Objective: Can you rewrite everything from the line containing "panel-grip[interactable] bbox=[10, 58, 13, 92]" down to the line containing "control-divider bbox=[1280, 58, 1281, 92]", with "corner-radius-widget" changed to "corner-handle" and nothing else altered?

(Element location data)
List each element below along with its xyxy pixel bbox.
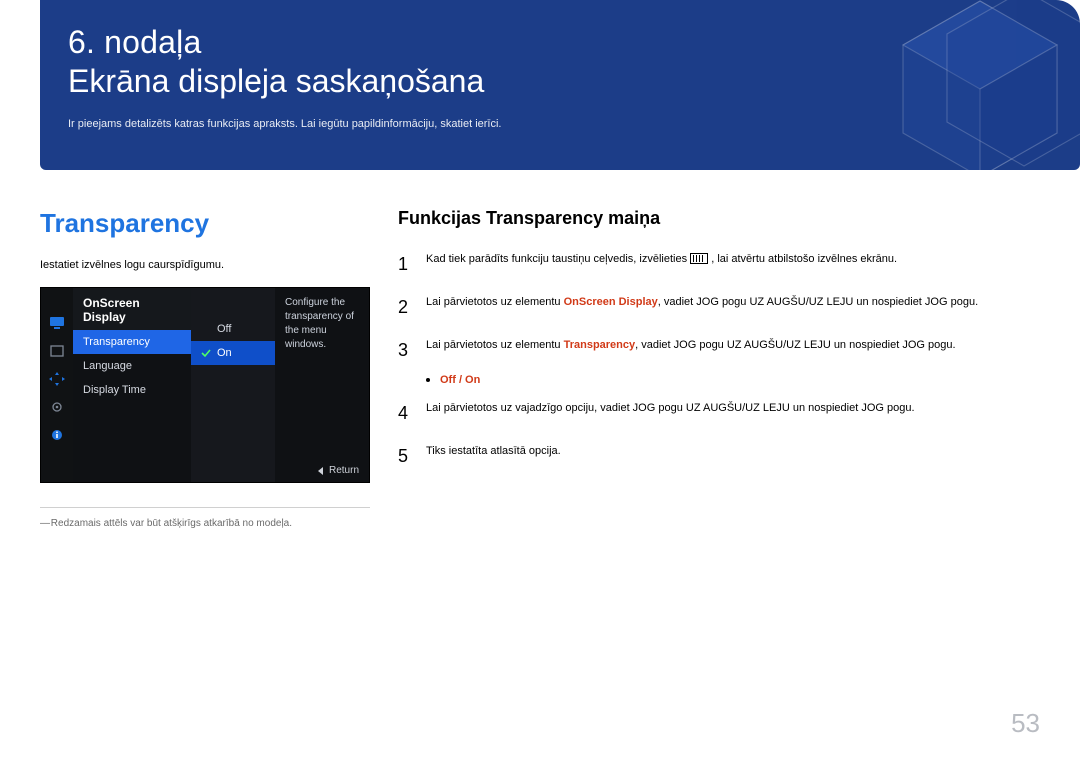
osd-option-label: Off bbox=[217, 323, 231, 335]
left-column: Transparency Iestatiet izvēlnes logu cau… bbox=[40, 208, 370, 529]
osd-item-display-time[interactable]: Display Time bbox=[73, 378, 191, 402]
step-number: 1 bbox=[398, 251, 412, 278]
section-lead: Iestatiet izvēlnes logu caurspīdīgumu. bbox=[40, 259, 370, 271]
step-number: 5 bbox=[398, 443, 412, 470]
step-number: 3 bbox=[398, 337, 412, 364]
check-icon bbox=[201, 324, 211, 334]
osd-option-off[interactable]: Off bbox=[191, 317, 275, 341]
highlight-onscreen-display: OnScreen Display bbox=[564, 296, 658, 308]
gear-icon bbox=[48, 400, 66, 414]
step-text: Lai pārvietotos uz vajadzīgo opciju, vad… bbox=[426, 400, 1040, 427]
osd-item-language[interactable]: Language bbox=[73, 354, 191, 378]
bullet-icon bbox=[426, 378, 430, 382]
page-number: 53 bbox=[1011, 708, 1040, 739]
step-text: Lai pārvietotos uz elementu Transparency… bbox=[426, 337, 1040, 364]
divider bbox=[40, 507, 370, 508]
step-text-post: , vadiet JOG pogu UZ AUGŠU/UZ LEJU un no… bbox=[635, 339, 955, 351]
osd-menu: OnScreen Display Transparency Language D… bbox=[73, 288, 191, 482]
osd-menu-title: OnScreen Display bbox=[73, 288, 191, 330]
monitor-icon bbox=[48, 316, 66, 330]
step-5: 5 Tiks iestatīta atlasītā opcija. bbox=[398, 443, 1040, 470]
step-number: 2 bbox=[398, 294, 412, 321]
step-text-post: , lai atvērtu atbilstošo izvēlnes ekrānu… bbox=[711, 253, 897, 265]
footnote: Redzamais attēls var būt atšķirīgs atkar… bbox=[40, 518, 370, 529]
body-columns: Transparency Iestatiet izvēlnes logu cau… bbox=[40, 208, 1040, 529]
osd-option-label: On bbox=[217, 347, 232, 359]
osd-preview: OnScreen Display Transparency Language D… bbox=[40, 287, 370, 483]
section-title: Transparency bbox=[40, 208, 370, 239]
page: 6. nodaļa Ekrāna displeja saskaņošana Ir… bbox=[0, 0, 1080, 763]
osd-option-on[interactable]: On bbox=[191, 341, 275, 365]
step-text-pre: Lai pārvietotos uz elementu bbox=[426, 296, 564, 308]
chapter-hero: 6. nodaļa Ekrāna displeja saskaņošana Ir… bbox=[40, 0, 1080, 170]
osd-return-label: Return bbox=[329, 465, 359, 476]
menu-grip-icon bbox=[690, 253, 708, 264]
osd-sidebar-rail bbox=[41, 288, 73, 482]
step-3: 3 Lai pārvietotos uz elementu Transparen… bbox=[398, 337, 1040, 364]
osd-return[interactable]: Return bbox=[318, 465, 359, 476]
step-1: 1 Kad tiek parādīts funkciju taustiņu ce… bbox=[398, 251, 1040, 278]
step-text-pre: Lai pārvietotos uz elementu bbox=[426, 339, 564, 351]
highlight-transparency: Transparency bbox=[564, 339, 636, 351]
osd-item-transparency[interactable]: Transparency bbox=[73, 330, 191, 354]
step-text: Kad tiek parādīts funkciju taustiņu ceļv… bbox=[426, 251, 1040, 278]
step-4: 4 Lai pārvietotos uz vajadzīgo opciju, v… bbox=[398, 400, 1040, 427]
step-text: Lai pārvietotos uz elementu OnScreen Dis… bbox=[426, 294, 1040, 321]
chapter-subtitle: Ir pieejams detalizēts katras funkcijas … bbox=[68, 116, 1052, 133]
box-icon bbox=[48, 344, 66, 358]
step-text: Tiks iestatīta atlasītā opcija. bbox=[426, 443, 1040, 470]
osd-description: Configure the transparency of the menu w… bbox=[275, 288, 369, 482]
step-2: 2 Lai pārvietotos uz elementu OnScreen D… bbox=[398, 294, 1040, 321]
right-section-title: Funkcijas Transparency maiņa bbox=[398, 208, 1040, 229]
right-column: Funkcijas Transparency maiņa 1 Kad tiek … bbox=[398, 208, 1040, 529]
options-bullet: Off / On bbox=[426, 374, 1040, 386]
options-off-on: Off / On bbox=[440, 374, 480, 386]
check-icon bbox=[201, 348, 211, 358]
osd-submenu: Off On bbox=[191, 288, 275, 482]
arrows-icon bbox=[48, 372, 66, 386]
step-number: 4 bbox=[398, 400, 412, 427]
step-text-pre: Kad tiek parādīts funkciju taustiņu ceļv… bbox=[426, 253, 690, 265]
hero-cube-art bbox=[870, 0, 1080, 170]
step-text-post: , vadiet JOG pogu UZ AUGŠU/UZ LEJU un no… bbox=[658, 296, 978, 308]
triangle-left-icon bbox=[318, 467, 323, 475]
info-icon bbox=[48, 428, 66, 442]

...

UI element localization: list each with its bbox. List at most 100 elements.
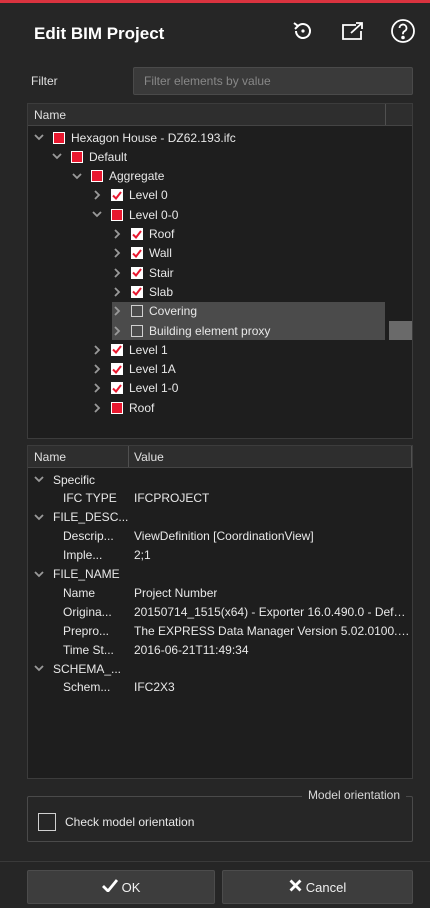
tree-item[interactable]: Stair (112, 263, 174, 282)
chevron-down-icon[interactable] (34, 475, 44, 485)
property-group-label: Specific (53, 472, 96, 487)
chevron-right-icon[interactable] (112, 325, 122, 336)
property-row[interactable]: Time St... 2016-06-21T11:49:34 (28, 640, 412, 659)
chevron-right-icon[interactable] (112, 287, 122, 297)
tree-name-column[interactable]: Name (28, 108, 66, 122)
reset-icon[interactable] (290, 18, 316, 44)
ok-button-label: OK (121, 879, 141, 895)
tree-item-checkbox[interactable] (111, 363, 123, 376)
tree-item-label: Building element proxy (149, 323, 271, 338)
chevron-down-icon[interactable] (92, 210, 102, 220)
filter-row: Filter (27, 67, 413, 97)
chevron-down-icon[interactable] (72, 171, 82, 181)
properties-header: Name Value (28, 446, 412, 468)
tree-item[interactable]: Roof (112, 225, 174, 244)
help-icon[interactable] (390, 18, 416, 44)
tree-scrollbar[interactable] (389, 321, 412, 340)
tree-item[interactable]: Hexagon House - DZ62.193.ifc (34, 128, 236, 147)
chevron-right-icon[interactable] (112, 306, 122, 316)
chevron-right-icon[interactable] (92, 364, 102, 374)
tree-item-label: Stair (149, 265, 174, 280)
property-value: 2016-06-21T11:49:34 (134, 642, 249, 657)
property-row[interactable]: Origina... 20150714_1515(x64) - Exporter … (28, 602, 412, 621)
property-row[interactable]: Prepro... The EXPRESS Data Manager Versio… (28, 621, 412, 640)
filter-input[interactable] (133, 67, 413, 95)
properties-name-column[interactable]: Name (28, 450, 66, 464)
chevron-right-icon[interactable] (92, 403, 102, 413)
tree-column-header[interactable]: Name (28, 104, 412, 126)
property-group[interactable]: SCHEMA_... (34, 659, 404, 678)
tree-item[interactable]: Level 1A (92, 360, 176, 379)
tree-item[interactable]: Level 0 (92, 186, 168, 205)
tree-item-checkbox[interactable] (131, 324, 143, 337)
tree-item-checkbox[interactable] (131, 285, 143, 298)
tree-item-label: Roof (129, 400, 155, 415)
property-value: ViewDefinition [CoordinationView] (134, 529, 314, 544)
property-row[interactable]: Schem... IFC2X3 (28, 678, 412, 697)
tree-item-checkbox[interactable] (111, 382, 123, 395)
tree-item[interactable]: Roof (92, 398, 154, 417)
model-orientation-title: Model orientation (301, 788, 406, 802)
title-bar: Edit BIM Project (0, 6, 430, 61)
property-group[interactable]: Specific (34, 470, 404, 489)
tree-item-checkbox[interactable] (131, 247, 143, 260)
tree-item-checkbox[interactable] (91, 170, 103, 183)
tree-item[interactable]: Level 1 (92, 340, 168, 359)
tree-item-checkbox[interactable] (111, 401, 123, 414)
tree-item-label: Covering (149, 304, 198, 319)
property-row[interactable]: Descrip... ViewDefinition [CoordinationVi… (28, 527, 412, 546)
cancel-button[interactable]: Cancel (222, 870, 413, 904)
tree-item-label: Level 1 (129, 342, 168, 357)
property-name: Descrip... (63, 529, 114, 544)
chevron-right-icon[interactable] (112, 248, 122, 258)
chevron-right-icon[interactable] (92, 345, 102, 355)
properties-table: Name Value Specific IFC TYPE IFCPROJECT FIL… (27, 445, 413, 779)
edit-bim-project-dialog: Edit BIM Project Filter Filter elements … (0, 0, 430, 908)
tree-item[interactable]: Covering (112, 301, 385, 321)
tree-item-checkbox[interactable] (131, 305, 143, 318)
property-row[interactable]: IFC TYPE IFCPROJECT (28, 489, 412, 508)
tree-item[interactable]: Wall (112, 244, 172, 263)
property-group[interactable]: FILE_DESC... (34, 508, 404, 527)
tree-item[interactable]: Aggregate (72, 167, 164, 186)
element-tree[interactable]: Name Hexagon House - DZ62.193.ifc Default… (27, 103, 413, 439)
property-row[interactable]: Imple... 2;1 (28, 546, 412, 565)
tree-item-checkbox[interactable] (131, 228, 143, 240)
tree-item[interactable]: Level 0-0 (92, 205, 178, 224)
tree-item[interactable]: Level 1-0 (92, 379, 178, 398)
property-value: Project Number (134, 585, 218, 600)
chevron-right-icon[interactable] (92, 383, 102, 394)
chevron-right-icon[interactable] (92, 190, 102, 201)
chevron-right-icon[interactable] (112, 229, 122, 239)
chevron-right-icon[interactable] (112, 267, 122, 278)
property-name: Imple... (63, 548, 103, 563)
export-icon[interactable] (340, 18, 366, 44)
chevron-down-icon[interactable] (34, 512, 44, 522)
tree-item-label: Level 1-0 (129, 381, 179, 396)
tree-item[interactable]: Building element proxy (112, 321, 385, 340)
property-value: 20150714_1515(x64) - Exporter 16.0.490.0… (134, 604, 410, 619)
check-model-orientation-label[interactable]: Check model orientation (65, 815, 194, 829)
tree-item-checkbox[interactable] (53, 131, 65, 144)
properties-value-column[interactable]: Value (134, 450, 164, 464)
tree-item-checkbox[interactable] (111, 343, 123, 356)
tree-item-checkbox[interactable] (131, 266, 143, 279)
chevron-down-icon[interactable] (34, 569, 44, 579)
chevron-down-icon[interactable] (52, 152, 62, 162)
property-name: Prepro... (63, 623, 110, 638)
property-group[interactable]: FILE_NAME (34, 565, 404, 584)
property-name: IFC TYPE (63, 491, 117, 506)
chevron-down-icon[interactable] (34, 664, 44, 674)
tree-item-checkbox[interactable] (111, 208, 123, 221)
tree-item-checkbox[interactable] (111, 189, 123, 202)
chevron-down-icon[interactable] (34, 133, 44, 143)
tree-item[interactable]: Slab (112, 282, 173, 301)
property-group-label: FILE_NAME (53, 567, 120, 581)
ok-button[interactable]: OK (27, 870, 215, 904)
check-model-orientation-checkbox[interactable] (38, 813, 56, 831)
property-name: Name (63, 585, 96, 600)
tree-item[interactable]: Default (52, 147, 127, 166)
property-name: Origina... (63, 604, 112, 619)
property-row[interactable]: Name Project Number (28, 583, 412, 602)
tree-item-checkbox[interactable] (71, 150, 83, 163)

...

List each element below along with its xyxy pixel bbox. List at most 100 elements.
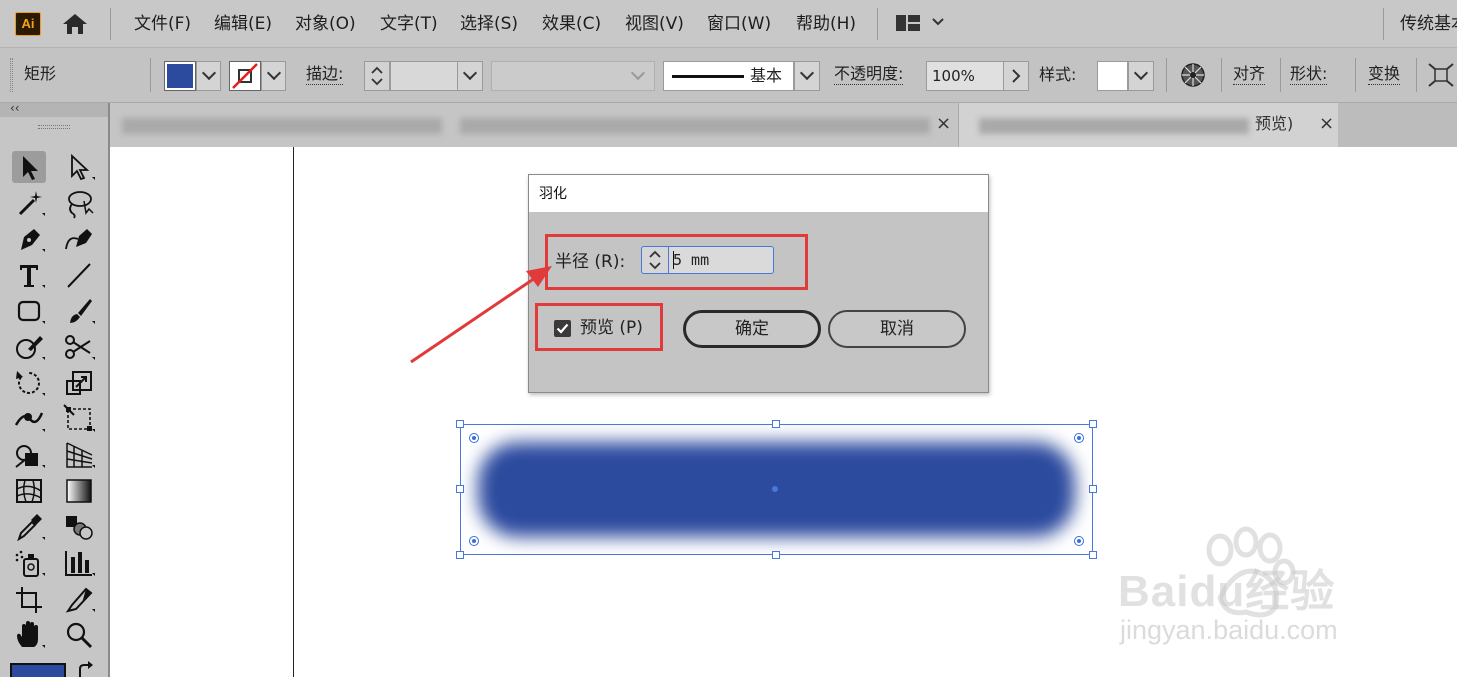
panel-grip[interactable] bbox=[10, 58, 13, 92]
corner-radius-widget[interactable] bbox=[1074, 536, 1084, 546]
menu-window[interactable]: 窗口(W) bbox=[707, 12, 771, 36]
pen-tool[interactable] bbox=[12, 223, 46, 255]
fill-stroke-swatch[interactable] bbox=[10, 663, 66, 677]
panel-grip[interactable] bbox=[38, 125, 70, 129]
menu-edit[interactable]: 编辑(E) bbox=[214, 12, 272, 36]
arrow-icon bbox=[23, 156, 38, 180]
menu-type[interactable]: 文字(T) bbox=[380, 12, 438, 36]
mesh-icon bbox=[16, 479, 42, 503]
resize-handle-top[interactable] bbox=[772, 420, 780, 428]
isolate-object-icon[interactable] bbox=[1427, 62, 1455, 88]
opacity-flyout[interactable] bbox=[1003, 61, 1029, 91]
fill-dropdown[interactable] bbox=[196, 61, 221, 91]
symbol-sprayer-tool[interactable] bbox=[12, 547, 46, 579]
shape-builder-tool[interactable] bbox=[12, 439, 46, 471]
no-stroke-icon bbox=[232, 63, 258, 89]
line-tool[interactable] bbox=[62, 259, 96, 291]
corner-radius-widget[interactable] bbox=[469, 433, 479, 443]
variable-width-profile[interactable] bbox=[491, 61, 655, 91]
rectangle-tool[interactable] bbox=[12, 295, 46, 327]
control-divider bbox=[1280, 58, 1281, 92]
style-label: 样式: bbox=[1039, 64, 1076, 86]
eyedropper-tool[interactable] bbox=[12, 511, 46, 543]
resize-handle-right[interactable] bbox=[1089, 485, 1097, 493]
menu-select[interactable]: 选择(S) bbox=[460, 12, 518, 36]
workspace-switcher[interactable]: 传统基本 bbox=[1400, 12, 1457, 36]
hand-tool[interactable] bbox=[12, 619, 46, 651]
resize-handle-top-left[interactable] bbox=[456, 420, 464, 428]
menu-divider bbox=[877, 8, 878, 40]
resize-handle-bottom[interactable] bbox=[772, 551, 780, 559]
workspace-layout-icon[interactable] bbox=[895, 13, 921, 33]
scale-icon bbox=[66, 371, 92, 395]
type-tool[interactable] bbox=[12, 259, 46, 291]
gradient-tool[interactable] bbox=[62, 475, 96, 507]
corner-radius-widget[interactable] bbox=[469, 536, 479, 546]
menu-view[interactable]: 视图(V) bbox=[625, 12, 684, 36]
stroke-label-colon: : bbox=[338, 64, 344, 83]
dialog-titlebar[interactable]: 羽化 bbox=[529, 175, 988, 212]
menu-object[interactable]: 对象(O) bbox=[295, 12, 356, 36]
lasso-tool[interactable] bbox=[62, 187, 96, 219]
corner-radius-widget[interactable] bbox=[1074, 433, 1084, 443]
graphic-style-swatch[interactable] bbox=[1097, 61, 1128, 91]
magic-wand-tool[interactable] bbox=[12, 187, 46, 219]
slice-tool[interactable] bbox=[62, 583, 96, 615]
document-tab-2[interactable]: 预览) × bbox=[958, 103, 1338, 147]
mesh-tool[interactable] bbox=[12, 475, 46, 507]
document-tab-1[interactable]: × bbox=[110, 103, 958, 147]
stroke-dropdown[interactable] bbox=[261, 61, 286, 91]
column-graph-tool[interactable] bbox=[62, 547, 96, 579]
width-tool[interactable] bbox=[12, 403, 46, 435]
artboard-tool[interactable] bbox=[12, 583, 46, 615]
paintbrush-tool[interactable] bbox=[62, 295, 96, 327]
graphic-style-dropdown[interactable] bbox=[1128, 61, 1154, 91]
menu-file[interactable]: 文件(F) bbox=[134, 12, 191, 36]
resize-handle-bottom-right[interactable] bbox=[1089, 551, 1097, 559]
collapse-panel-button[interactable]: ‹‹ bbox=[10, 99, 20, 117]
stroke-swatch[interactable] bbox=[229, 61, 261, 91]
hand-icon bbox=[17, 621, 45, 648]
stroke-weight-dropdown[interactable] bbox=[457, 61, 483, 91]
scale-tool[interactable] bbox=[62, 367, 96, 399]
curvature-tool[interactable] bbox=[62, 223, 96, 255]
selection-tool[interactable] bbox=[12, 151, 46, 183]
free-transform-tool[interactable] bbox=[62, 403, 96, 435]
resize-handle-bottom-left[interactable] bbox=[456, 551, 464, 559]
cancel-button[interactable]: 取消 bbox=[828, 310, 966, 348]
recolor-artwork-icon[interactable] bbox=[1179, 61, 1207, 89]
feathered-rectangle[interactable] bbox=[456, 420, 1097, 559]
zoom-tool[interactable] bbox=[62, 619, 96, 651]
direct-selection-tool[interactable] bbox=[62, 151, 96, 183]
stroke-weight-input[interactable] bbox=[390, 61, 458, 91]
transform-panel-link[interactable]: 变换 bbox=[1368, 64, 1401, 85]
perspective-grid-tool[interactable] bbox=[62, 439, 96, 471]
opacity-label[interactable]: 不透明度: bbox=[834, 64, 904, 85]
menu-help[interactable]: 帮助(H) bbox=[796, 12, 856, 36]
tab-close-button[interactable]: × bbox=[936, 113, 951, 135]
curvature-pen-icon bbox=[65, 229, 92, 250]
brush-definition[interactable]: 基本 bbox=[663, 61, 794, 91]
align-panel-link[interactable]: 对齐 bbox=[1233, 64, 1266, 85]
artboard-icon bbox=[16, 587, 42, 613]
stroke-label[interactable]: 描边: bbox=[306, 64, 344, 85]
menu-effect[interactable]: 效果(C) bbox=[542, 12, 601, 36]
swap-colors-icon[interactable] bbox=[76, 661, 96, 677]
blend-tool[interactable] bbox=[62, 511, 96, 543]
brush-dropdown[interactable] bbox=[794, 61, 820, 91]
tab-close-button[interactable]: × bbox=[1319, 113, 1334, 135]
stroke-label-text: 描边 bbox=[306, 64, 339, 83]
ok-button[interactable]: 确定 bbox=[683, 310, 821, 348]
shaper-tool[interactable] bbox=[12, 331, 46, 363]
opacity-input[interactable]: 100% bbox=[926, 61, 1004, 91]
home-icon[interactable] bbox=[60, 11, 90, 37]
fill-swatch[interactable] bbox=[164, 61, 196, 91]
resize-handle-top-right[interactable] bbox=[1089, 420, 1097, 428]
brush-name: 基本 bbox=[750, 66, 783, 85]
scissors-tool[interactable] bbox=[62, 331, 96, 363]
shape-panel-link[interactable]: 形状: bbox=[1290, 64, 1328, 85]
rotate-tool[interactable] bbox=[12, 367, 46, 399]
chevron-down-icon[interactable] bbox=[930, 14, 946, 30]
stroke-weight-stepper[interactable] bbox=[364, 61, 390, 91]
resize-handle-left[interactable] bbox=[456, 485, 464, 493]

Correct result:
panel-grip[interactable] bbox=[10, 58, 13, 92]
corner-handle[interactable] bbox=[1074, 536, 1084, 546]
menu-window[interactable]: 窗口(W) bbox=[707, 12, 771, 36]
pen-tool[interactable] bbox=[12, 223, 46, 255]
fill-stroke-swatch[interactable] bbox=[10, 663, 66, 677]
panel-grip[interactable] bbox=[38, 125, 70, 129]
menu-edit[interactable]: 编辑(E) bbox=[214, 12, 272, 36]
arrow-icon bbox=[23, 156, 38, 180]
menu-type[interactable]: 文字(T) bbox=[380, 12, 438, 36]
mesh-icon bbox=[16, 479, 42, 503]
resize-handle-top[interactable] bbox=[772, 420, 780, 428]
isolate-object-icon[interactable] bbox=[1427, 62, 1455, 88]
opacity-flyout[interactable] bbox=[1003, 61, 1029, 91]
fill-dropdown[interactable] bbox=[196, 61, 221, 91]
symbol-sprayer-tool[interactable] bbox=[12, 547, 46, 579]
shape-builder-tool[interactable] bbox=[12, 439, 46, 471]
no-stroke-icon bbox=[232, 63, 258, 89]
line-tool[interactable] bbox=[62, 259, 96, 291]
corner-handle[interactable] bbox=[469, 433, 479, 443]
variable-width-profile[interactable] bbox=[491, 61, 655, 91]
rectangle-tool[interactable] bbox=[12, 295, 46, 327]
control-divider bbox=[1280, 58, 1281, 92]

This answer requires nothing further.